WHAT TO PRODUCE: From the data that follows, copy every line holding the string "Villaroel".

ROWS:
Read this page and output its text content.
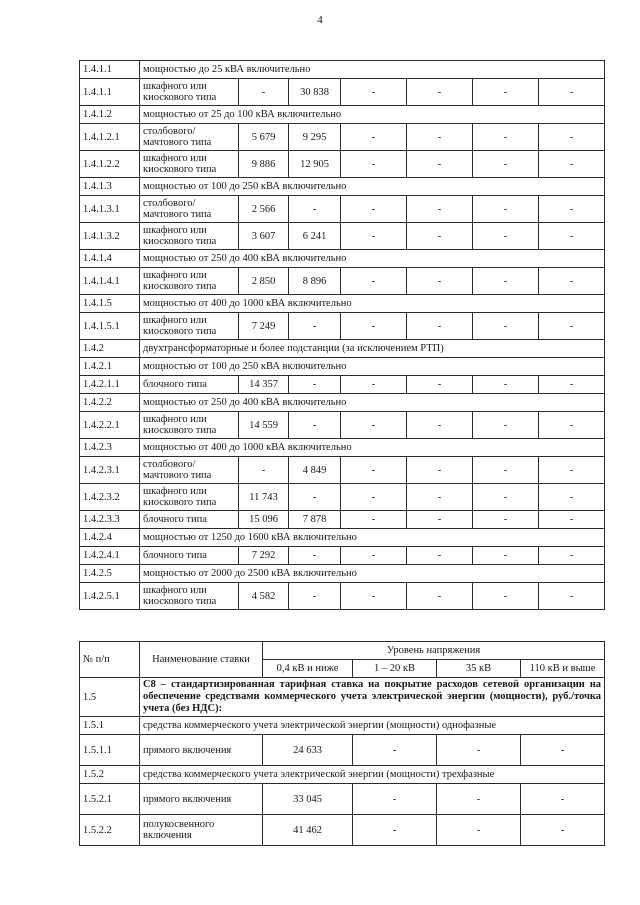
4
1.4.1.1	мощностью до 25 кВА включительно						
1.4.1.1	шкафного или киоскового типа	-	30 838	-	-	-	-
1.4.1.2	мощностью от 25 до 100 кВА включительно						
1.4.1.2.1	столбового/ мачтового типа	5 679	9 295	-	-	-	-
1.4.1.2.2	шкафного или киоскового типа	9 886	12 905	-	-	-	-
1.4.1.3	мощностью от 100 до 250 кВА включительно						
1.4.1.3.1	столбового/ мачтового типа	2 566	-	-	-	-	-
1.4.1.3.2	шкафного или киоскового типа	3 607	6 241	-	-	-	-
1.4.1.4	мощностью от 250 до 400 кВА включительно						
1.4.1.4.1	шкафного или киоскового типа	2 850	8 896	-	-	-	-
1.4.1.5	мощностью от 400 до 1000 кВА включительно						
1.4.1.5.1	шкафного или киоскового типа	7 249	-	-	-	-	-
1.4.2	двухтрансформаторные и более подстанции (за исключением РТП)						
1.4.2.1	мощностью от 100 до 250 кВА включительно						
1.4.2.1.1	блочного типа	14 357	-	-	-	-	-
1.4.2.2	мощностью от 250 до 400 кВА включительно						
1.4.2.2.1	шкафного или киоскового типа	14 559	-	-	-	-	-
1.4.2.3	мощностью от 400 до 1000 кВА включительно						
1.4.2.3.1	столбового/ мачтового типа	-	4 849	-	-	-	-
1.4.2.3.2	шкафного или киоскового типа	11 743	-	-	-	-	-
1.4.2.3.3	блочного типа	15 096	7 878	-	-	-	-
1.4.2.4	мощностью от 1250 до 1600 кВА включительно						
1.4.2.4.1	блочного типа	7 292	-	-	-	-	-
1.4.2.5	мощностью от 2000 до 2500 кВА включительно						
1.4.2.5.1	шкафного или киоскового типа	4 582	-	-	-	-	-
№ п/п	Наименование ставки	Уровень напряжения			
		0,4 кВ и ниже	1 – 20 кВ	35 кВ	110 кВ и выше
1.5	С8 – стандартизированная тарифная ставка на покрытие расходов сетевой организации на обеспечение средствами коммерческого учета электрической энергии (мощности), руб./точка учета (без НДС):				
1.5.1	средства коммерческого учета электрической энергии (мощности) однофазные				
1.5.1.1	прямого включения	24 633	-	-	-
1.5.2	средства коммерческого учета электрической энергии (мощности) трехфазные				
1.5.2.1	прямого включения	33 045	-	-	-
1.5.2.2	полукосвенного включения	41 462	-	-	-
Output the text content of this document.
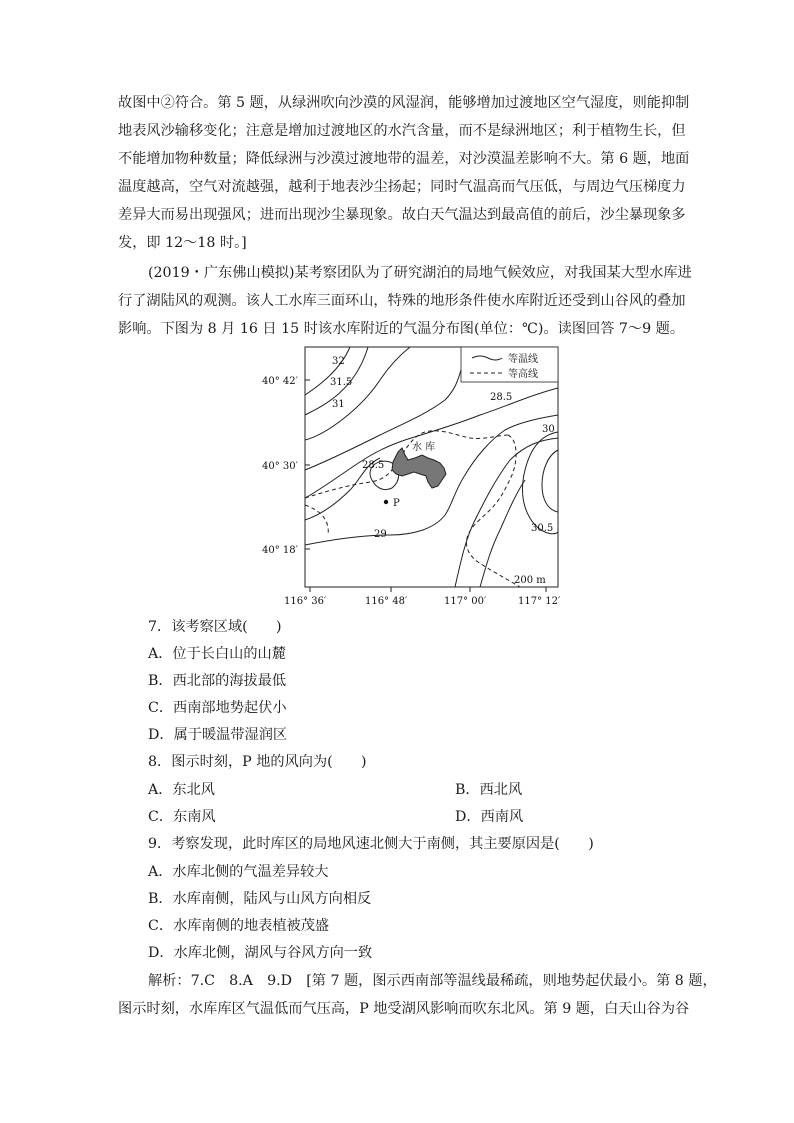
故图中②符合。第 5 题，从绿洲吹向沙漠的风湿润，能够增加过渡地区空气湿度，则能抑制

地表风沙输移变化；注意是增加过渡地区的水汽含量，而不是绿洲地区；利于植物生长，但

不能增加物种数量；降低绿洲与沙漠过渡地带的温差，对沙漠温差影响不大。第 6 题，地面

温度越高，空气对流越强，越利于地表沙尘扬起；同时气温高而气压低，与周边气压梯度力

差异大而易出现强风；进而出现沙尘暴现象。故白天气温达到最高值的前后，沙尘暴现象多

发，即 12～18 时。]

(2019・广东佛山模拟)某考察团队为了研究湖泊的局地气候效应，对我国某大型水库进

行了湖陆风的观测。该人工水库三面环山，特殊的地形条件使水库附近还受到山谷风的叠加

影响。下图为 8 月 16 日 15 时该水库附近的气温分布图(单位：℃)。读图回答 7～9 题。

等温线
等高线
水 库
P
32
31.5
31
28.5
28.5
30
29
30.5
200 m
40° 42′
40° 30′
40° 18′
116° 36′	116° 48′	117° 00′	117° 12′

7．该考察区域(　　)

A．位于长白山的山麓

B．西北部的海拔最低

C．西南部地势起伏小

D．属于暖温带湿润区

8．图示时刻，P 地的风向为(　　)

A．东北风	B．西北风

C．东南风	D．西南风

9．考察发现，此时库区的局地风速北侧大于南侧，其主要原因是(　　)

A．水库北侧的气温差异较大

B．水库南侧，陆风与山风方向相反

C．水库南侧的地表植被茂盛

D．水库北侧，湖风与谷风方向一致

解析：7.C　8.A　9.D　[第 7 题，图示西南部等温线最稀疏，则地势起伏最小。第 8 题，

图示时刻，水库库区气温低而气压高，P 地受湖风影响而吹东北风。第 9 题，白天山谷为谷
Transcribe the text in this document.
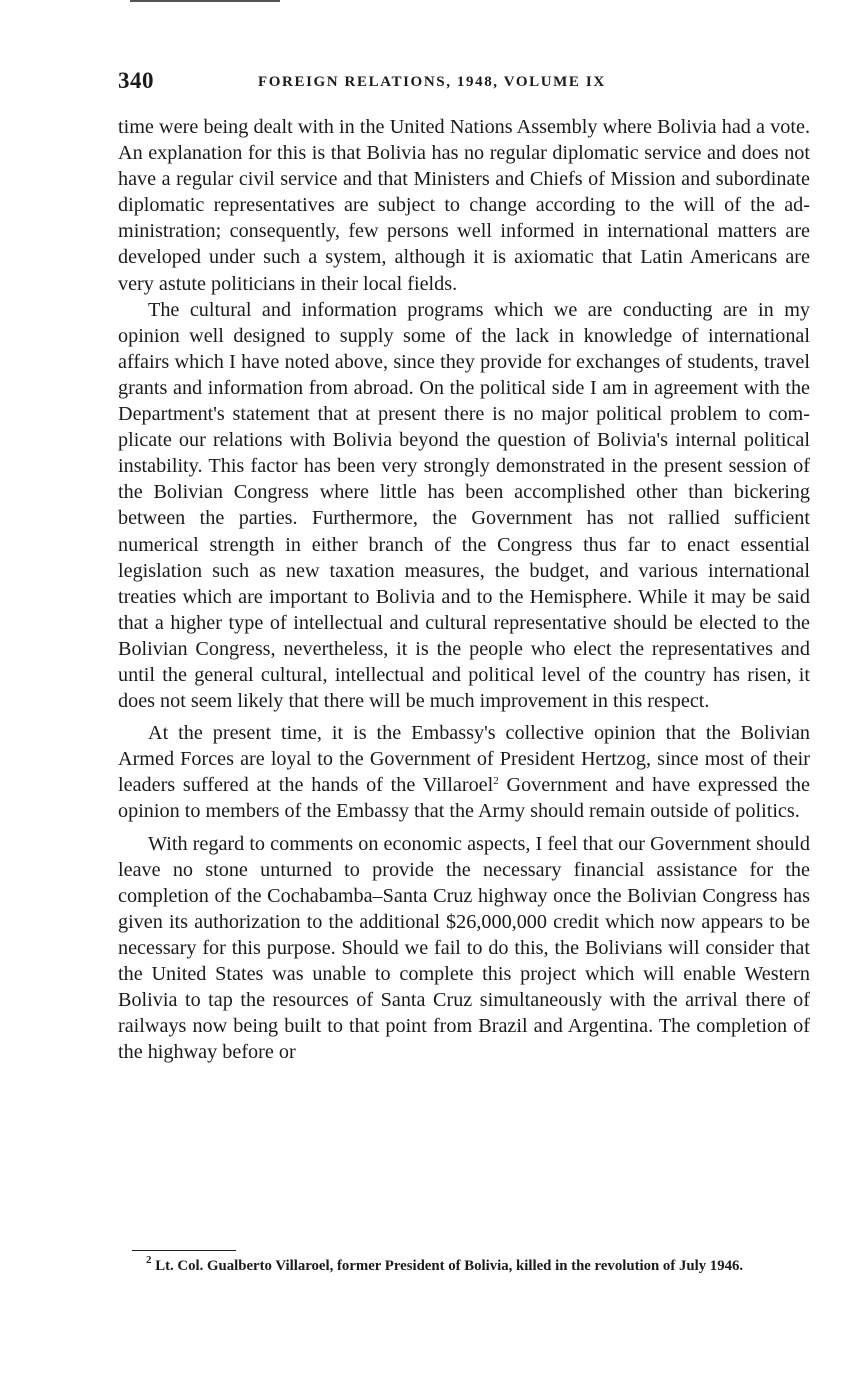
340	FOREIGN RELATIONS, 1948, VOLUME IX

time were being dealt with in the United Nations Assembly where Bolivia had a vote. An explanation for this is that Bolivia has no regular diplomatic service and does not have a regular civil service and that Ministers and Chiefs of Mission and subordinate diplomatic representatives are subject to change according to the will of the administration; consequently, few persons well informed in international matters are developed under such a system, although it is axiomatic that Latin Americans are very astute politicians in their local fields.

The cultural and information programs which we are conducting are in my opinion well designed to supply some of the lack in knowledge of international affairs which I have noted above, since they provide for exchanges of students, travel grants and information from abroad. On the political side I am in agreement with the Department's statement that at present there is no major political problem to complicate our relations with Bolivia beyond the question of Bolivia's internal political instability. This factor has been very strongly demonstrated in the present session of the Bolivian Congress where little has been accomplished other than bickering between the parties. Furthermore, the Government has not rallied sufficient numerical strength in either branch of the Congress thus far to enact essential legislation such as new taxation measures, the budget, and various international treaties which are important to Bolivia and to the Hemisphere. While it may be said that a higher type of intellectual and cultural representative should be elected to the Bolivian Congress, nevertheless, it is the people who elect the representatives and until the general cultural, intellectual and political level of the country has risen, it does not seem likely that there will be much improvement in this respect.

At the present time, it is the Embassy's collective opinion that the Bolivian Armed Forces are loyal to the Government of President Hertzog, since most of their leaders suffered at the hands of the Villaroel$^2$ Government and have expressed the opinion to members of the Embassy that the Army should remain outside of politics.

With regard to comments on economic aspects, I feel that our Government should leave no stone unturned to provide the necessary financial assistance for the completion of the Cochabamba–Santa Cruz highway once the Bolivian Congress has given its authorization to the additional $26,000,000 credit which now appears to be necessary for this purpose. Should we fail to do this, the Bolivians will consider that the United States was unable to complete this project which will enable Western Bolivia to tap the resources of Santa Cruz simultaneously with the arrival there of railways now being built to that point from Brazil and Argentina. The completion of the highway before or

$^2$ Lt. Col. Gualberto Villaroel, former President of Bolivia, killed in the revolution of July 1946.
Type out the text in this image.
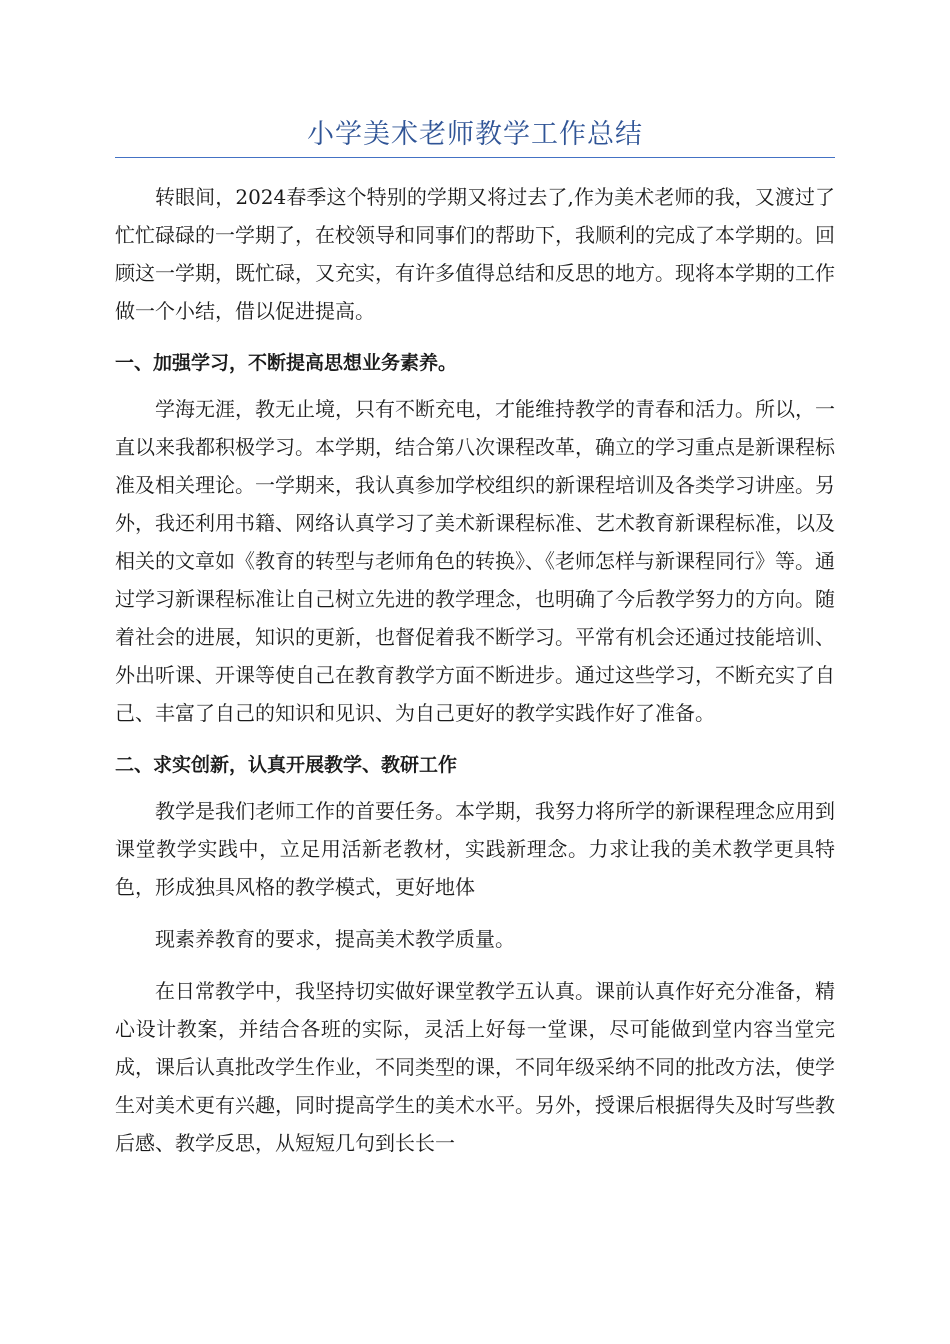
小学美术老师教学工作总结

转眼间，2024春季这个特别的学期又将过去了,作为美术老师的我，又渡过了忙忙碌碌的一学期了，在校领导和同事们的帮助下，我顺利的完成了本学期的。回顾这一学期，既忙碌，又充实，有许多值得总结和反思的地方。现将本学期的工作做一个小结，借以促进提高。

一、加强学习，不断提高思想业务素养。

学海无涯，教无止境，只有不断充电，才能维持教学的青春和活力。所以，一直以来我都积极学习。本学期，结合第八次课程改革，确立的学习重点是新课程标准及相关理论。一学期来，我认真参加学校组织的新课程培训及各类学习讲座。另外，我还利用书籍、网络认真学习了美术新课程标准、艺术教育新课程标准，以及相关的文章如《教育的转型与老师角色的转换》、《老师怎样与新课程同行》等。通过学习新课程标准让自己树立先进的教学理念，也明确了今后教学努力的方向。随着社会的进展，知识的更新，也督促着我不断学习。平常有机会还通过技能培训、外出听课、开课等使自己在教育教学方面不断进步。通过这些学习，不断充实了自己、丰富了自己的知识和见识、为自己更好的教学实践作好了准备。

二、求实创新，认真开展教学、教研工作

教学是我们老师工作的首要任务。本学期，我努力将所学的新课程理念应用到课堂教学实践中，立足用活新老教材，实践新理念。力求让我的美术教学更具特色，形成独具风格的教学模式，更好地体

现素养教育的要求，提高美术教学质量。

在日常教学中，我坚持切实做好课堂教学五认真。课前认真作好充分准备，精心设计教案，并结合各班的实际，灵活上好每一堂课，尽可能做到堂内容当堂完成，课后认真批改学生作业，不同类型的课，不同年级采纳不同的批改方法，使学生对美术更有兴趣，同时提高学生的美术水平。另外，授课后根据得失及时写些教后感、教学反思，从短短几句到长长一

RESPONSE FOR THIS EXERCISE:
At the present time, it is the Embassy's collective opinion that the Bolivian Armed Forces are loyal to the Government of President Hertzog, since most of their leaders suffered at the hands of the Villaroel$^2$ Government and have expressed the opinion to members of the Embassy that the Army should remain outside of politics.
$^2$ Lt. Col. Gualberto Villaroel, former President of Bolivia, killed in the revolution of July 1946.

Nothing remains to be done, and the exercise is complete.